--- START OF Data for this exercise ---
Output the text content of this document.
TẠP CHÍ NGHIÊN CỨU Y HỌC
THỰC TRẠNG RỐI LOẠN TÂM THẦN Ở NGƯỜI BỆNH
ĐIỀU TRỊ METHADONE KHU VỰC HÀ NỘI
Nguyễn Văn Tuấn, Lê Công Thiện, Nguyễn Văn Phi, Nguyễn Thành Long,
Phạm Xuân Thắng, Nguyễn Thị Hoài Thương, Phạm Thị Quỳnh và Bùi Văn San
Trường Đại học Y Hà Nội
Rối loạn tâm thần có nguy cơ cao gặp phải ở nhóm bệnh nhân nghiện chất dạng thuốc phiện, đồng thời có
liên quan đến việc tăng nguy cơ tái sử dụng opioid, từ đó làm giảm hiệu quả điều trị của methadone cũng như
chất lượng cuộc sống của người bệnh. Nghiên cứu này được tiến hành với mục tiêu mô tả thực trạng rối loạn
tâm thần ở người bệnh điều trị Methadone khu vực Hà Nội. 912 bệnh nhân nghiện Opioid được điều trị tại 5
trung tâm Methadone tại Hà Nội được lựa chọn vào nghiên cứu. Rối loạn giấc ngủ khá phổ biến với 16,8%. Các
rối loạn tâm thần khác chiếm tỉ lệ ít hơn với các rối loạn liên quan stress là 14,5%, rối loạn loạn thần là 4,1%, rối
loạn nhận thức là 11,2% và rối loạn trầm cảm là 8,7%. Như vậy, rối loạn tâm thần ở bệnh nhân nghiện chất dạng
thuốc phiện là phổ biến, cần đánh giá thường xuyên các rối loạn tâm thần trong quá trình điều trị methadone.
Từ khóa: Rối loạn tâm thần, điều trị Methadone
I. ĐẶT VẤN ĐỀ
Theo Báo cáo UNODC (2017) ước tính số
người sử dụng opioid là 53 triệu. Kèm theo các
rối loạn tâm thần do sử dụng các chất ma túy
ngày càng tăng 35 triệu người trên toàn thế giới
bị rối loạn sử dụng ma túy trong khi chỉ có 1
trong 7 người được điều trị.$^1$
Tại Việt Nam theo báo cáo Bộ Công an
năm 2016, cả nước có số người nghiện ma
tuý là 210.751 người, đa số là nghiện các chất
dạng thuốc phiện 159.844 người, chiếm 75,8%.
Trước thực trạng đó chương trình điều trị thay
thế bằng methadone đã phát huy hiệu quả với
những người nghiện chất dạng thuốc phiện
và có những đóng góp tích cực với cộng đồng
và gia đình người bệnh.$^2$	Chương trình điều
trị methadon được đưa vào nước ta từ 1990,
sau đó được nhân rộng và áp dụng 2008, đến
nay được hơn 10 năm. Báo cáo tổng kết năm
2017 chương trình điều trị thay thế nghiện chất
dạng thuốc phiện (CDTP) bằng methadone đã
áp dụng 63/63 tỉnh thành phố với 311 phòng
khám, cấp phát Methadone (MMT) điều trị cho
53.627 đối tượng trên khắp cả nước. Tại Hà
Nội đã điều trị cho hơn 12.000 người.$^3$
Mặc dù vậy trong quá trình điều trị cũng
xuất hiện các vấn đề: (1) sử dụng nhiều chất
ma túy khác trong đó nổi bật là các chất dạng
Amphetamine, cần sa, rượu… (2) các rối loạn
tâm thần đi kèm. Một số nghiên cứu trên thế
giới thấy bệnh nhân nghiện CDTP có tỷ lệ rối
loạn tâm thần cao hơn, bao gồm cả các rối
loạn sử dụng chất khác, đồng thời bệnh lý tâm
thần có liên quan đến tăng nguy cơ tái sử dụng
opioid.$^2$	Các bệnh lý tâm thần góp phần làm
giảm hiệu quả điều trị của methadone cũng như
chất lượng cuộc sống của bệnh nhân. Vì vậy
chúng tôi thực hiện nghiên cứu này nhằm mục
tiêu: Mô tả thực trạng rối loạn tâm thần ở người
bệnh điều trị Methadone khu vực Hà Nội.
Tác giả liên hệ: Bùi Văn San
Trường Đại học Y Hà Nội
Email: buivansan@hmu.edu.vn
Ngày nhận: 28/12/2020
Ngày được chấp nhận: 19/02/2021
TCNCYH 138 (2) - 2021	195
--- END OF Data for this exercise ---
* Objective:
Give back the data above exactly as it appears.

* The response:
Output the text content of this document.
TẠP CHÍ NGHIÊN CỨU Y HỌC
THỰC TRẠNG RỐI LOẠN TÂM THẦN Ở NGƯỜI BỆNH
ĐIỀU TRỊ METHADONE KHU VỰC HÀ NỘI
Nguyễn Văn Tuấn, Lê Công Thiện, Nguyễn Văn Phi, Nguyễn Thành Long,
Phạm Xuân Thắng, Nguyễn Thị Hoài Thương, Phạm Thị Quỳnh và Bùi Văn San
Trường Đại học Y Hà Nội
Rối loạn tâm thần có nguy cơ cao gặp phải ở nhóm bệnh nhân nghiện chất dạng thuốc phiện, đồng thời có
liên quan đến việc tăng nguy cơ tái sử dụng opioid, từ đó làm giảm hiệu quả điều trị của methadone cũng như
chất lượng cuộc sống của người bệnh. Nghiên cứu này được tiến hành với mục tiêu mô tả thực trạng rối loạn
tâm thần ở người bệnh điều trị Methadone khu vực Hà Nội. 912 bệnh nhân nghiện Opioid được điều trị tại 5
trung tâm Methadone tại Hà Nội được lựa chọn vào nghiên cứu. Rối loạn giấc ngủ khá phổ biến với 16,8%. Các
rối loạn tâm thần khác chiếm tỉ lệ ít hơn với các rối loạn liên quan stress là 14,5%, rối loạn loạn thần là 4,1%, rối
loạn nhận thức là 11,2% và rối loạn trầm cảm là 8,7%. Như vậy, rối loạn tâm thần ở bệnh nhân nghiện chất dạng
thuốc phiện là phổ biến, cần đánh giá thường xuyên các rối loạn tâm thần trong quá trình điều trị methadone.
Từ khóa: Rối loạn tâm thần, điều trị Methadone
I. ĐẶT VẤN ĐỀ
Theo Báo cáo UNODC (2017) ước tính số
người sử dụng opioid là 53 triệu. Kèm theo các
rối loạn tâm thần do sử dụng các chất ma túy
ngày càng tăng 35 triệu người trên toàn thế giới
bị rối loạn sử dụng ma túy trong khi chỉ có 1
trong 7 người được điều trị.$^1$
Tại Việt Nam theo báo cáo Bộ Công an
năm 2016, cả nước có số người nghiện ma
tuý là 210.751 người, đa số là nghiện các chất
dạng thuốc phiện 159.844 người, chiếm 75,8%.
Trước thực trạng đó chương trình điều trị thay
thế bằng methadone đã phát huy hiệu quả với
những người nghiện chất dạng thuốc phiện
và có những đóng góp tích cực với cộng đồng
và gia đình người bệnh.$^2$	Chương trình điều
trị methadon được đưa vào nước ta từ 1990,
sau đó được nhân rộng và áp dụng 2008, đến
nay được hơn 10 năm. Báo cáo tổng kết năm
2017 chương trình điều trị thay thế nghiện chất
dạng thuốc phiện (CDTP) bằng methadone đã
áp dụng 63/63 tỉnh thành phố với 311 phòng
khám, cấp phát Methadone (MMT) điều trị cho
53.627 đối tượng trên khắp cả nước. Tại Hà
Nội đã điều trị cho hơn 12.000 người.$^3$
Mặc dù vậy trong quá trình điều trị cũng
xuất hiện các vấn đề: (1) sử dụng nhiều chất
ma túy khác trong đó nổi bật là các chất dạng
Amphetamine, cần sa, rượu… (2) các rối loạn
tâm thần đi kèm. Một số nghiên cứu trên thế
giới thấy bệnh nhân nghiện CDTP có tỷ lệ rối
loạn tâm thần cao hơn, bao gồm cả các rối
loạn sử dụng chất khác, đồng thời bệnh lý tâm
thần có liên quan đến tăng nguy cơ tái sử dụng
opioid.$^2$	Các bệnh lý tâm thần góp phần làm
giảm hiệu quả điều trị của methadone cũng như
chất lượng cuộc sống của bệnh nhân. Vì vậy
chúng tôi thực hiện nghiên cứu này nhằm mục
tiêu: Mô tả thực trạng rối loạn tâm thần ở người
bệnh điều trị Methadone khu vực Hà Nội.
Tác giả liên hệ: Bùi Văn San
Trường Đại học Y Hà Nội
Email: buivansan@hmu.edu.vn
Ngày nhận: 28/12/2020
Ngày được chấp nhận: 19/02/2021
TCNCYH 138 (2) - 2021	195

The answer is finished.